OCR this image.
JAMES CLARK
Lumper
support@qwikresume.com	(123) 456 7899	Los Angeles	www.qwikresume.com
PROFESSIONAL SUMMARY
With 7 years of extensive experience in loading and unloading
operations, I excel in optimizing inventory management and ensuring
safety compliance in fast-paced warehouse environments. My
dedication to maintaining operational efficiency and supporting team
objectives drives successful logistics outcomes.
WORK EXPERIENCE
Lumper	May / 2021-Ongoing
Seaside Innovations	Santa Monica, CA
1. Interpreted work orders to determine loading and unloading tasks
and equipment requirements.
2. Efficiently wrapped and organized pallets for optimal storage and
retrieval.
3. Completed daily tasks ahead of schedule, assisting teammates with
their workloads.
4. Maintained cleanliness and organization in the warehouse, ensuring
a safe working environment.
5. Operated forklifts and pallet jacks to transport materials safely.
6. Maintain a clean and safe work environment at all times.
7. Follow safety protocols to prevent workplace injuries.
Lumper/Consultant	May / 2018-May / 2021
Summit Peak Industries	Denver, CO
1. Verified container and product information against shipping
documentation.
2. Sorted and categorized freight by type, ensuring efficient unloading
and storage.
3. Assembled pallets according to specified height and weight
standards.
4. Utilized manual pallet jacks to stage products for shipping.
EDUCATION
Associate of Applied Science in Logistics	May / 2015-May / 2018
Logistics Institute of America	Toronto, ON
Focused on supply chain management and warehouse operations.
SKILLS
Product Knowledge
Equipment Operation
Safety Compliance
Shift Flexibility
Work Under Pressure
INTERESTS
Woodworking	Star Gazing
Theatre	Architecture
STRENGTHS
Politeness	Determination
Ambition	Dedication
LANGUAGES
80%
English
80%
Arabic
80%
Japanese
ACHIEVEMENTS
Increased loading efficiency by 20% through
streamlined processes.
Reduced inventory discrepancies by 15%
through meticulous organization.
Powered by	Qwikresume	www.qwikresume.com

^^^^^^^^^^^^^^^^

◆ **Problem statement**
Show every line in the entries where the string "warehouse" occurs.

◆ **Output below**
safety compliance in fast-paced warehouse environments. My
4. Maintained cleanliness and organization in the warehouse, ensuring
Focused on supply chain management and warehouse operations.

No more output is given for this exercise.